Dataset excerpt:
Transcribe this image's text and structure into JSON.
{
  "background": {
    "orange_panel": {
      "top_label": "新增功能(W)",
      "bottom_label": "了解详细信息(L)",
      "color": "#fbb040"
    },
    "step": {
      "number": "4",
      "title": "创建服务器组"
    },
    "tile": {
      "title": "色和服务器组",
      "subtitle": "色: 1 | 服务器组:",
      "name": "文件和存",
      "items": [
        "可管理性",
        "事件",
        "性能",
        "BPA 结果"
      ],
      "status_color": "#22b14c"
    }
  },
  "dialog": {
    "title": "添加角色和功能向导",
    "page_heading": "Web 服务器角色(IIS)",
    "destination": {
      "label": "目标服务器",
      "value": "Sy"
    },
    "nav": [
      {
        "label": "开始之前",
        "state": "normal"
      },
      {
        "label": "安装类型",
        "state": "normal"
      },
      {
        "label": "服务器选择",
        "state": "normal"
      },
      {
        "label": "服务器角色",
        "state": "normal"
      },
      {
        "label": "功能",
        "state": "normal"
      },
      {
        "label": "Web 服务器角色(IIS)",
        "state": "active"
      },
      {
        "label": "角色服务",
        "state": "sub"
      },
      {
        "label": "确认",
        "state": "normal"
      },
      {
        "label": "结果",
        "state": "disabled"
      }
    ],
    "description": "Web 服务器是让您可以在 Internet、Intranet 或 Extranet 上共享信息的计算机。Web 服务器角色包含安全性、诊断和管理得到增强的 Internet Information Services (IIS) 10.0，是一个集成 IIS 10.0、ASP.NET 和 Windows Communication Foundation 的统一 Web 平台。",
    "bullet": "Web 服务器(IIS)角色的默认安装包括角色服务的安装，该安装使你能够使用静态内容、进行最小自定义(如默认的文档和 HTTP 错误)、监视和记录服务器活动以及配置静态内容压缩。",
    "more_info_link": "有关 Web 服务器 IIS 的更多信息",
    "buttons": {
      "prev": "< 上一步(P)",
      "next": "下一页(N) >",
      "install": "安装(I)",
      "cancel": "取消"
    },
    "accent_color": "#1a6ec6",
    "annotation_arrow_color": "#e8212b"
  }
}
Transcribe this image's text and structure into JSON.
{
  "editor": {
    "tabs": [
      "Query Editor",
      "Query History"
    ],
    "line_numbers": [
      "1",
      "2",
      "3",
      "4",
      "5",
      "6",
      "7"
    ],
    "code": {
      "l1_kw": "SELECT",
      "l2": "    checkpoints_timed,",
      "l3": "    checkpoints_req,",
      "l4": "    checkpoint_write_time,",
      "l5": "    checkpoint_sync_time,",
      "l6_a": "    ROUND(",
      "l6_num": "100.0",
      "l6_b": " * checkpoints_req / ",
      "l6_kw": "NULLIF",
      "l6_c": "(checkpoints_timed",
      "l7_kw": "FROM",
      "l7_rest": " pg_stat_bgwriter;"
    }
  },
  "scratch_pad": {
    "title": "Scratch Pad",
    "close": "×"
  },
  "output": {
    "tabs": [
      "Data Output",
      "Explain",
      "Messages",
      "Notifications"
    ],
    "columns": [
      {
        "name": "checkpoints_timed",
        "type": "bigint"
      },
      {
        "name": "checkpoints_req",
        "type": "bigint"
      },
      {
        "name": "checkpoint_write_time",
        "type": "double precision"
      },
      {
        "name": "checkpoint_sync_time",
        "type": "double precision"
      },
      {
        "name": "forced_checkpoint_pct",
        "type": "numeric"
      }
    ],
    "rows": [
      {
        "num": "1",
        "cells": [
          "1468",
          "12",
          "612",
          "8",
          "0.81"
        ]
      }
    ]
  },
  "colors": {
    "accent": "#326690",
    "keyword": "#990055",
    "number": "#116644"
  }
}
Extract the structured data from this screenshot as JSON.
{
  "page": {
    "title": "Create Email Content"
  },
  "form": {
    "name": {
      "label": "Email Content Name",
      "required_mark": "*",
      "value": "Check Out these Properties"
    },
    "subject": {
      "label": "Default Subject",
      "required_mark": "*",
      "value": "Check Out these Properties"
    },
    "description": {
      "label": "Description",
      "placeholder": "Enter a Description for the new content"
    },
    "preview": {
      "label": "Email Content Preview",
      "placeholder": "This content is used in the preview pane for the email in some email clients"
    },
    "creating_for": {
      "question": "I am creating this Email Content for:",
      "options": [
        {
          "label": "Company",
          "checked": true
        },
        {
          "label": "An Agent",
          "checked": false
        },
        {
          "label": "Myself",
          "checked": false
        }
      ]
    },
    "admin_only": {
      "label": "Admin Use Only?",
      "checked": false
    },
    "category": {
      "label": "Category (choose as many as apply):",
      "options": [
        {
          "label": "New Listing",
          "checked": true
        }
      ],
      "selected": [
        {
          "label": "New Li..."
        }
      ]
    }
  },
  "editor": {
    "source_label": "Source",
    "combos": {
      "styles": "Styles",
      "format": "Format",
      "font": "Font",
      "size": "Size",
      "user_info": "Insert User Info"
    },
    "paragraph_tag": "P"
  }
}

Exercise aim
Extract all the entries word for word.

Output of the task
Transcribe this image's text and structure into JSON.
{
  "background": {
    "orange_panel": {
      "top_label": "新增功能(W)",
      "bottom_label": "了解详细信息(L)",
      "color": "#fbb040"
    },
    "step": {
      "number": "4",
      "title": "创建服务器组"
    },
    "tile": {
      "title": "色和服务器组",
      "subtitle": "色: 1 | 服务器组:",
      "name": "文件和存",
      "items": [
        "可管理性",
        "事件",
        "性能",
        "BPA 结果"
      ],
      "status_color": "#22b14c"
    }
  },
  "dialog": {
    "title": "添加角色和功能向导",
    "page_heading": "Web 服务器角色(IIS)",
    "destination": {
      "label": "目标服务器",
      "value": "Sy"
    },
    "nav": [
      {
        "label": "开始之前",
        "state": "normal"
      },
      {
        "label": "安装类型",
        "state": "normal"
      },
      {
        "label": "服务器选择",
        "state": "normal"
      },
      {
        "label": "服务器角色",
        "state": "normal"
      },
      {
        "label": "功能",
        "state": "normal"
      },
      {
        "label": "Web 服务器角色(IIS)",
        "state": "active"
      },
      {
        "label": "角色服务",
        "state": "sub"
      },
      {
        "label": "确认",
        "state": "normal"
      },
      {
        "label": "结果",
        "state": "disabled"
      }
    ],
    "description": "Web 服务器是让您可以在 Internet、Intranet 或 Extranet 上共享信息的计算机。Web 服务器角色包含安全性、诊断和管理得到增强的 Internet Information Services (IIS) 10.0，是一个集成 IIS 10.0、ASP.NET 和 Windows Communication Foundation 的统一 Web 平台。",
    "bullet": "Web 服务器(IIS)角色的默认安装包括角色服务的安装，该安装使你能够使用静态内容、进行最小自定义(如默认的文档和 HTTP 错误)、监视和记录服务器活动以及配置静态内容压缩。",
    "more_info_link": "有关 Web 服务器 IIS 的更多信息",
    "buttons": {
      "prev": "< 上一步(P)",
      "next": "下一页(N) >",
      "install": "安装(I)",
      "cancel": "取消"
    },
    "accent_color": "#1a6ec6",
    "annotation_arrow_color": "#e8212b"
  }
}
Transcribe this image's text and structure into JSON.
{
  "editor": {
    "tabs": [
      "Query Editor",
      "Query History"
    ],
    "line_numbers": [
      "1",
      "2",
      "3",
      "4",
      "5",
      "6",
      "7"
    ],
    "code": {
      "l1_kw": "SELECT",
      "l2": "    checkpoints_timed,",
      "l3": "    checkpoints_req,",
      "l4": "    checkpoint_write_time,",
      "l5": "    checkpoint_sync_time,",
      "l6_a": "    ROUND(",
      "l6_num": "100.0",
      "l6_b": " * checkpoints_req / ",
      "l6_kw": "NULLIF",
      "l6_c": "(checkpoints_timed",
      "l7_kw": "FROM",
      "l7_rest": " pg_stat_bgwriter;"
    }
  },
  "scratch_pad": {
    "title": "Scratch Pad",
    "close": "×"
  },
  "output": {
    "tabs": [
      "Data Output",
      "Explain",
      "Messages",
      "Notifications"
    ],
    "columns": [
      {
        "name": "checkpoints_timed",
        "type": "bigint"
      },
      {
        "name": "checkpoints_req",
        "type": "bigint"
      },
      {
        "name": "checkpoint_write_time",
        "type": "double precision"
      },
      {
        "name": "checkpoint_sync_time",
        "type": "double precision"
      },
      {
        "name": "forced_checkpoint_pct",
        "type": "numeric"
      }
    ],
    "rows": [
      {
        "num": "1",
        "cells": [
          "1468",
          "12",
          "612",
          "8",
          "0.81"
        ]
      }
    ]
  },
  "colors": {
    "accent": "#326690",
    "keyword": "#990055",
    "number": "#116644"
  }
}
Extract the structured data from this screenshot as JSON.
{
  "page": {
    "title": "Create Email Content"
  },
  "form": {
    "name": {
      "label": "Email Content Name",
      "required_mark": "*",
      "value": "Check Out these Properties"
    },
    "subject": {
      "label": "Default Subject",
      "required_mark": "*",
      "value": "Check Out these Properties"
    },
    "description": {
      "label": "Description",
      "placeholder": "Enter a Description for the new content"
    },
    "preview": {
      "label": "Email Content Preview",
      "placeholder": "This content is used in the preview pane for the email in some email clients"
    },
    "creating_for": {
      "question": "I am creating this Email Content for:",
      "options": [
        {
          "label": "Company",
          "checked": true
        },
        {
          "label": "An Agent",
          "checked": false
        },
        {
          "label": "Myself",
          "checked": false
        }
      ]
    },
    "admin_only": {
      "label": "Admin Use Only?",
      "checked": false
    },
    "category": {
      "label": "Category (choose as many as apply):",
      "options": [
        {
          "label": "New Listing",
          "checked": true
        }
      ],
      "selected": [
        {
          "label": "New Li..."
        }
      ]
    }
  },
  "editor": {
    "source_label": "Source",
    "combos": {
      "styles": "Styles",
      "format": "Format",
      "font": "Font",
      "size": "Size",
      "user_info": "Insert User Info"
    },
    "paragraph_tag": "P"
  }
}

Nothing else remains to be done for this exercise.